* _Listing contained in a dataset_
----

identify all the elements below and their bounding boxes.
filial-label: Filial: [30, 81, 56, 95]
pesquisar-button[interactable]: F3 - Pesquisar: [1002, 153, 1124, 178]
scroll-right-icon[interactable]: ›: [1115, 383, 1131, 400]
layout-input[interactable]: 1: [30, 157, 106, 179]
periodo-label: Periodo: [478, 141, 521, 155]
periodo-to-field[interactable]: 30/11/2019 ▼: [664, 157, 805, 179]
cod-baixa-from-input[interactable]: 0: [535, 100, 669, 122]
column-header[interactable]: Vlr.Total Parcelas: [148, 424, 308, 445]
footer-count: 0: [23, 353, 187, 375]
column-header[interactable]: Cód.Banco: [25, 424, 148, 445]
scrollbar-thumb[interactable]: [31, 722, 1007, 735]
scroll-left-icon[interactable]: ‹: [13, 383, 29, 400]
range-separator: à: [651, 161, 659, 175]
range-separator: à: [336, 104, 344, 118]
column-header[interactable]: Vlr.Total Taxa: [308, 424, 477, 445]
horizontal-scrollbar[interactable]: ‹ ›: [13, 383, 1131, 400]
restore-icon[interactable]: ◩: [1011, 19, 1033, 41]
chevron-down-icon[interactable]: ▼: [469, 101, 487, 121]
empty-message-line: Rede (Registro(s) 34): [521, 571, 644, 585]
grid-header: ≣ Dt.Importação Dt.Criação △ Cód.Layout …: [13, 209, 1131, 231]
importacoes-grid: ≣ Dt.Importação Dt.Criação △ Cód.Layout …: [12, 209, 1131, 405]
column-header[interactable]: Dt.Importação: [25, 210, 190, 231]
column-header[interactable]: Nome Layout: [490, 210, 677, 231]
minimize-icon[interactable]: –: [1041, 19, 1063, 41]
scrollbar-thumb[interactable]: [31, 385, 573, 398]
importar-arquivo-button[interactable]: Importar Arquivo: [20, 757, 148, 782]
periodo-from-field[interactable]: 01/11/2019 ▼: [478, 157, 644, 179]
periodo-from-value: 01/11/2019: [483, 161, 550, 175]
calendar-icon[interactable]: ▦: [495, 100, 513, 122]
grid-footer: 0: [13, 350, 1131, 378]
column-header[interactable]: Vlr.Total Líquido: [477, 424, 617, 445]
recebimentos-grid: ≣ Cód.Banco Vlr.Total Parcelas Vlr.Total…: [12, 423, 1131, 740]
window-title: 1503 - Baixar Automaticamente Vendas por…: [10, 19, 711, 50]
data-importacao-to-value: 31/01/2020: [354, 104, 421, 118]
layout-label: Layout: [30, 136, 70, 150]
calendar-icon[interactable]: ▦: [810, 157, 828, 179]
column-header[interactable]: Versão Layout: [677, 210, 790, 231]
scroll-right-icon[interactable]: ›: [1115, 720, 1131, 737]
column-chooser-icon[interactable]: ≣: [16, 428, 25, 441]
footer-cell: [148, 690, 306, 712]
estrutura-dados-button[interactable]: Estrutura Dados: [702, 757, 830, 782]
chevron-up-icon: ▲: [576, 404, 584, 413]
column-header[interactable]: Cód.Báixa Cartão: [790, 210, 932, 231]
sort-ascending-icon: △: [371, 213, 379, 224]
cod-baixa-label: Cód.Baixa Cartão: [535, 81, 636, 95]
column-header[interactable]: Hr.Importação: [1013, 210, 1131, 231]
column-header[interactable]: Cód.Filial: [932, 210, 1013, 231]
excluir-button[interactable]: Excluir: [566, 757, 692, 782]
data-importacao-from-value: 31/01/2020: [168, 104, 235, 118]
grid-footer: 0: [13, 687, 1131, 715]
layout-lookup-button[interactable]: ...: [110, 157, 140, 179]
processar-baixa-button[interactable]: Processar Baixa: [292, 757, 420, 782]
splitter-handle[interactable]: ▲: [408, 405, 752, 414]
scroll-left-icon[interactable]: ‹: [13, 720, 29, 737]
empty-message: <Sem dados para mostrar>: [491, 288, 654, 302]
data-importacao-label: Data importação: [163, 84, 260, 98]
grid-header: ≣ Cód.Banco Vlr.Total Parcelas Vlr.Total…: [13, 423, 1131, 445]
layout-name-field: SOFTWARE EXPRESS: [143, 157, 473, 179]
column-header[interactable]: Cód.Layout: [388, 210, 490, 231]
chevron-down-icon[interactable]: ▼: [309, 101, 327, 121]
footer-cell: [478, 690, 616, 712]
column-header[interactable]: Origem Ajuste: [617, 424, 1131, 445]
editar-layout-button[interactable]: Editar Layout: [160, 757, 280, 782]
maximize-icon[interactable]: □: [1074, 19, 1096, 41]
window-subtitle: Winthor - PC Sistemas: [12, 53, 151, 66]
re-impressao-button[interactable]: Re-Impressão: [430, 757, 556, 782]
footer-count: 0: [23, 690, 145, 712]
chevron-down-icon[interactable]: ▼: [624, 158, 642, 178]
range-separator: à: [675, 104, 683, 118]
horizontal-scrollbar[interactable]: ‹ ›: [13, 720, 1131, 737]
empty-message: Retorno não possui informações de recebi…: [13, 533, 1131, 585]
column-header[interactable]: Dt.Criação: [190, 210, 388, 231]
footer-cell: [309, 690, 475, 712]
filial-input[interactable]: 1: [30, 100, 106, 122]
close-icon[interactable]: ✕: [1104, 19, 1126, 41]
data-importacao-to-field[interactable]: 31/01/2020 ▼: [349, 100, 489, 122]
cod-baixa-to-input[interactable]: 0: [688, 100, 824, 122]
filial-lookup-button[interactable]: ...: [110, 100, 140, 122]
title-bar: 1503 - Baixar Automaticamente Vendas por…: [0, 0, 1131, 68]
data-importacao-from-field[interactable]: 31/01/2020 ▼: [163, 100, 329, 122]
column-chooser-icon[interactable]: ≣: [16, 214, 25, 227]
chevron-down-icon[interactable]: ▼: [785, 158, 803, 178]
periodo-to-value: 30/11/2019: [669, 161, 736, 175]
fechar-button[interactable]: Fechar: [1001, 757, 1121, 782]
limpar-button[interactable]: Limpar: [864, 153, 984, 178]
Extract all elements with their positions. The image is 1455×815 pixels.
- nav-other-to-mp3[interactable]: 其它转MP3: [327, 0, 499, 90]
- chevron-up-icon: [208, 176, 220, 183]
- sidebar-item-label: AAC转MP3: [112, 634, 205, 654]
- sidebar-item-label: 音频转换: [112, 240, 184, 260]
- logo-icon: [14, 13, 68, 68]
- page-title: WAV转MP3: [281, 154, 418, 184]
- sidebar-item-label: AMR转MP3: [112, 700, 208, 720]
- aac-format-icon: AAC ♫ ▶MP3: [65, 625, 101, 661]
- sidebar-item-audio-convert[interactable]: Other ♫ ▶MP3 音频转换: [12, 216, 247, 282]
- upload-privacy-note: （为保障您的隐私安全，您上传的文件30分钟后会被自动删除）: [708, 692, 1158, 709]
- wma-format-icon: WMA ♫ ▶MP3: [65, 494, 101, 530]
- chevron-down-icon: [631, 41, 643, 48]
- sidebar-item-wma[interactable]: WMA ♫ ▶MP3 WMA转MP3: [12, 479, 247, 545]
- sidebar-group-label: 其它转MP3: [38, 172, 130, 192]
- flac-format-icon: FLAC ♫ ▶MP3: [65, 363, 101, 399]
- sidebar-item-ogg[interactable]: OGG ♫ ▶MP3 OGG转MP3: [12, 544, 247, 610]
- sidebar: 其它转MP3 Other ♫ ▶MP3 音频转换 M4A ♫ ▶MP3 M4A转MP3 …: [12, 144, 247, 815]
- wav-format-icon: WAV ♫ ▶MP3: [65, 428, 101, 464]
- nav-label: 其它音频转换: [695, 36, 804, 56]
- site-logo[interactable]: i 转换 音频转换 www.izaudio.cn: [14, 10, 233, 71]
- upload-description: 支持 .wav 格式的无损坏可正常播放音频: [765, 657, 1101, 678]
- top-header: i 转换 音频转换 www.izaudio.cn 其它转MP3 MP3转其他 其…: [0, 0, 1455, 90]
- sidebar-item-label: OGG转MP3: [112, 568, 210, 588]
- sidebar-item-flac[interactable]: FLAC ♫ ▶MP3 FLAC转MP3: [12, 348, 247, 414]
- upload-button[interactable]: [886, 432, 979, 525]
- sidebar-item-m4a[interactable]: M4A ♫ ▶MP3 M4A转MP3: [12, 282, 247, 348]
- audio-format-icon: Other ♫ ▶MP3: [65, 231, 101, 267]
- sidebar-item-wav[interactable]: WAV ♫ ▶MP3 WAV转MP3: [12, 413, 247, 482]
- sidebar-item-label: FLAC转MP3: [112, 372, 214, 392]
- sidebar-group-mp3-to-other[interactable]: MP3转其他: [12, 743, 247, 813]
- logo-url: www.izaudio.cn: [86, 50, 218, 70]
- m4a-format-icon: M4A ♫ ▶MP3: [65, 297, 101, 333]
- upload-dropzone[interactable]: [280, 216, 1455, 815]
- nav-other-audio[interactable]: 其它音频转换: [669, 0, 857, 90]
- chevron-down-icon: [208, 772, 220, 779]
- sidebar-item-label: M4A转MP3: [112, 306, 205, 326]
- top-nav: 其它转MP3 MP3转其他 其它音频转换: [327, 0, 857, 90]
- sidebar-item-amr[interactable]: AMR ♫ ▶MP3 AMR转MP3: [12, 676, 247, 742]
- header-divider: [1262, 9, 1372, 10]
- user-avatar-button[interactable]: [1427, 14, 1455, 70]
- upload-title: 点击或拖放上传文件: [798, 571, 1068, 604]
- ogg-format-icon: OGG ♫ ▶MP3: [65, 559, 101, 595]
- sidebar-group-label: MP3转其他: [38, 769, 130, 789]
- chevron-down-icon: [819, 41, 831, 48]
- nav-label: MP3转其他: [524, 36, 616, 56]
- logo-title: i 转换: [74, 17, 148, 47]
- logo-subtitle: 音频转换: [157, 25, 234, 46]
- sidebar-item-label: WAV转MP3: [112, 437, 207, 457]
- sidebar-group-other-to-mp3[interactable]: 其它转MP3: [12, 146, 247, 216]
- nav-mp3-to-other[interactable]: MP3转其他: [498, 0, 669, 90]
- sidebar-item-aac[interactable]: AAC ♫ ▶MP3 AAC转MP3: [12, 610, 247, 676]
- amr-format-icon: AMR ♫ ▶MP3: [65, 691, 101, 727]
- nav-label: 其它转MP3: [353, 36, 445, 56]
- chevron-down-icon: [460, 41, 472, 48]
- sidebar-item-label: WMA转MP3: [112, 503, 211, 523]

----

* _TASK_
Copy out the lines of the listing, unchanged, from its start through the line containing "cod-baixa-from-input[interactable]: 0: [535, 100, 669, 122]", including both ends.

* _SOLVED PROBLEM_
identify all the elements below and their bounding boxes.
filial-label: Filial: [30, 81, 56, 95]
pesquisar-button[interactable]: F3 - Pesquisar: [1002, 153, 1124, 178]
scroll-right-icon[interactable]: ›: [1115, 383, 1131, 400]
layout-input[interactable]: 1: [30, 157, 106, 179]
periodo-label: Periodo: [478, 141, 521, 155]
periodo-to-field[interactable]: 30/11/2019 ▼: [664, 157, 805, 179]
cod-baixa-from-input[interactable]: 0: [535, 100, 669, 122]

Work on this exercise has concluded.